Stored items

* Start *

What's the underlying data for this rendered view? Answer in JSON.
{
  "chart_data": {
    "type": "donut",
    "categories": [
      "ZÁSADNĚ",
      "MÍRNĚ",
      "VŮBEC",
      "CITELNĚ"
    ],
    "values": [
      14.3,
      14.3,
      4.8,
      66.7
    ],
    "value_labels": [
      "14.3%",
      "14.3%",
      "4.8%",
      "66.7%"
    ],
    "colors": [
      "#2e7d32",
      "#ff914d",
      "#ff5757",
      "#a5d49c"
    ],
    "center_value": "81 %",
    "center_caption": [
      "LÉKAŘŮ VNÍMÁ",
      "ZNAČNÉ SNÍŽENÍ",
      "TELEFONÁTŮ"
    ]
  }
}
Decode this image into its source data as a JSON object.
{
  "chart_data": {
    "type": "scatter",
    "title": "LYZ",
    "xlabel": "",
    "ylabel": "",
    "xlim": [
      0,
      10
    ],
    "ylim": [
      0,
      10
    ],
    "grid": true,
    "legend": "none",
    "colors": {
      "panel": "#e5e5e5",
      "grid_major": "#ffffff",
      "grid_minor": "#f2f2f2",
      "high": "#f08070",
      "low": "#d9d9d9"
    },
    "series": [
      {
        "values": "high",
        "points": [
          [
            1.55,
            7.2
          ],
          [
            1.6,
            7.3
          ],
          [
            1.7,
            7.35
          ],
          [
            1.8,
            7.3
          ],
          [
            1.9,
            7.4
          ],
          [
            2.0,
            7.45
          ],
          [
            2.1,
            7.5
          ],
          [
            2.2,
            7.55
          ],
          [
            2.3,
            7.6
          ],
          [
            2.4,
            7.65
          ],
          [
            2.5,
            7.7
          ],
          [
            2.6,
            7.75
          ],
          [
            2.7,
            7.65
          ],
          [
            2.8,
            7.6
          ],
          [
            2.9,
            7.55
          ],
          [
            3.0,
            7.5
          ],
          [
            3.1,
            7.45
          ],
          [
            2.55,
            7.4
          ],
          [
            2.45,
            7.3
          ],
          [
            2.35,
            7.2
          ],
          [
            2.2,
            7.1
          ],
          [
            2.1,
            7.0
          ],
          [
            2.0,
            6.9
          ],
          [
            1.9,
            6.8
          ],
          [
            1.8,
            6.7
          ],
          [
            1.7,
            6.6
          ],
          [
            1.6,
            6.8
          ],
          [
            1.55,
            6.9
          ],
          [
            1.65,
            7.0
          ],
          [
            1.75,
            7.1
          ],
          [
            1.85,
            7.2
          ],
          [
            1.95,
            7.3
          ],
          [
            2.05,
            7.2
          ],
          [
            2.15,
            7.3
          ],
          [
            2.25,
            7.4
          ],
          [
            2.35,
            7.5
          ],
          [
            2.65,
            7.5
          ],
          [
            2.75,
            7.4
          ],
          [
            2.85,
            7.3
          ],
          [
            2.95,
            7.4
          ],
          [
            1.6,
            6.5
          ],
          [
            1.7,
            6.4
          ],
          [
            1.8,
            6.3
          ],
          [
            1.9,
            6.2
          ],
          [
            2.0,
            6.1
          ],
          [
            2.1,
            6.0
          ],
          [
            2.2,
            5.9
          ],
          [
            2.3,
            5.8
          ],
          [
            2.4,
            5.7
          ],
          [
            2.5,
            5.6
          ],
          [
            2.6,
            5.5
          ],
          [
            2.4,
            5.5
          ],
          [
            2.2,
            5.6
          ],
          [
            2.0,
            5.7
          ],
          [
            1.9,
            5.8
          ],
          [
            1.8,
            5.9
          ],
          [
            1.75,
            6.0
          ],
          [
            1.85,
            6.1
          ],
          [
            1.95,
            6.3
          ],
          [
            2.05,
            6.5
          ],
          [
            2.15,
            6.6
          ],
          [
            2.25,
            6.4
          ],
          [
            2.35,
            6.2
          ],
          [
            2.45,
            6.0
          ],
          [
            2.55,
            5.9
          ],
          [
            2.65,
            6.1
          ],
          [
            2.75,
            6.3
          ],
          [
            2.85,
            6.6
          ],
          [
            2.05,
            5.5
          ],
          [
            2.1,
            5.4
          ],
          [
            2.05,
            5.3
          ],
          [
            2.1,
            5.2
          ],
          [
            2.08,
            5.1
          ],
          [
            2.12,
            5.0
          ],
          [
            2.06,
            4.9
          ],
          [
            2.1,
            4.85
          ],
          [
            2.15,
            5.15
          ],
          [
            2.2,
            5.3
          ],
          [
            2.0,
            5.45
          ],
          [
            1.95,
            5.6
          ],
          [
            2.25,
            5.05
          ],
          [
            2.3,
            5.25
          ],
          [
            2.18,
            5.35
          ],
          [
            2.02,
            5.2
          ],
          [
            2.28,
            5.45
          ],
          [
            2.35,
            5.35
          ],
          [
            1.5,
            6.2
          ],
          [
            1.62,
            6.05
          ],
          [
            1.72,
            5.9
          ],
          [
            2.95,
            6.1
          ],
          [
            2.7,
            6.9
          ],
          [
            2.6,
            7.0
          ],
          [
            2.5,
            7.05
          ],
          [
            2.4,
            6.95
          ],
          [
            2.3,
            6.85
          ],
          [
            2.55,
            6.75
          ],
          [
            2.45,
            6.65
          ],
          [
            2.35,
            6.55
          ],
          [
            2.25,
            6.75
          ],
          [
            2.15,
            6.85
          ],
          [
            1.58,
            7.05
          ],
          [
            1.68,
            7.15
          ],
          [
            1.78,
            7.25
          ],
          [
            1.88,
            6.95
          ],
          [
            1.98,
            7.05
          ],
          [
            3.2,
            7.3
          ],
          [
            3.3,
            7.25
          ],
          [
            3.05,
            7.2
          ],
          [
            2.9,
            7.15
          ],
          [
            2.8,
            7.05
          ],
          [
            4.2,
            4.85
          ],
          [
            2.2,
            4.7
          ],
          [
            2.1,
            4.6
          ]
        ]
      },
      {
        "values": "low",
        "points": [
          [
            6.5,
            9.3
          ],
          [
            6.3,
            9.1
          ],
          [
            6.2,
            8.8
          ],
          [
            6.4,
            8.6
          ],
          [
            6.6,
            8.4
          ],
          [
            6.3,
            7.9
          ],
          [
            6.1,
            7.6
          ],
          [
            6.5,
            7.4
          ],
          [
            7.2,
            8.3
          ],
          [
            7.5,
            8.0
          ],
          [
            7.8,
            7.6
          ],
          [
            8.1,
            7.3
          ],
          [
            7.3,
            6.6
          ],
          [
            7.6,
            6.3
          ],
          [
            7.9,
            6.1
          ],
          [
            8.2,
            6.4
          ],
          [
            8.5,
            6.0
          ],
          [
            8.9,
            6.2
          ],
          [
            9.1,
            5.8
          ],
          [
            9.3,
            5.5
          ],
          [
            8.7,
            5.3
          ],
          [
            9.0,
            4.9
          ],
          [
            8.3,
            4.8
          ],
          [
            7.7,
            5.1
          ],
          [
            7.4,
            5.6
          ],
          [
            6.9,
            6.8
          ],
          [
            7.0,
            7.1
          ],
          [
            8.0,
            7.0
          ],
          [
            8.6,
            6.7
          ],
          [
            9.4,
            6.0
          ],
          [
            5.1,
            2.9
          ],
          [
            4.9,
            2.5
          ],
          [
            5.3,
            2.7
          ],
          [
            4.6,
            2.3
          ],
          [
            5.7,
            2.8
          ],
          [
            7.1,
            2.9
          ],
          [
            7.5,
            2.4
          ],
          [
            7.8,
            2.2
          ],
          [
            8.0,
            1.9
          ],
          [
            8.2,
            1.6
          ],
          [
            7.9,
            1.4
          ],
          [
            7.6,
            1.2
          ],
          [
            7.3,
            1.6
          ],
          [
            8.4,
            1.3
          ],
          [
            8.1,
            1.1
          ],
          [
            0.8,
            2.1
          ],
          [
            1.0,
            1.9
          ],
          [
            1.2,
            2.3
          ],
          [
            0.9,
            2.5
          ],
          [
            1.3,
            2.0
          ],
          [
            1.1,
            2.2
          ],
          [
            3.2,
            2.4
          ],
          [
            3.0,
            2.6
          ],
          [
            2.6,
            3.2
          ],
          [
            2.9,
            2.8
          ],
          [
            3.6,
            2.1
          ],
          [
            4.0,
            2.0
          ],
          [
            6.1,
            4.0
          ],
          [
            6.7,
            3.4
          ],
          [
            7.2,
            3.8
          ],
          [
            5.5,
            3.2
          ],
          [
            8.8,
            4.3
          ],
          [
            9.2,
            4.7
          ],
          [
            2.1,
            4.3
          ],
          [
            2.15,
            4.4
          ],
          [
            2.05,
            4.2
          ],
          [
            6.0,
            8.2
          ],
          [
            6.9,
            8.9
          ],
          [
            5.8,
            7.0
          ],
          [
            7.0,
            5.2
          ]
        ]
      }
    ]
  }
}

* End *

Exercise details -
How many lines in the records hold the string "JSON"? Reply with the number alone.

Task output -
2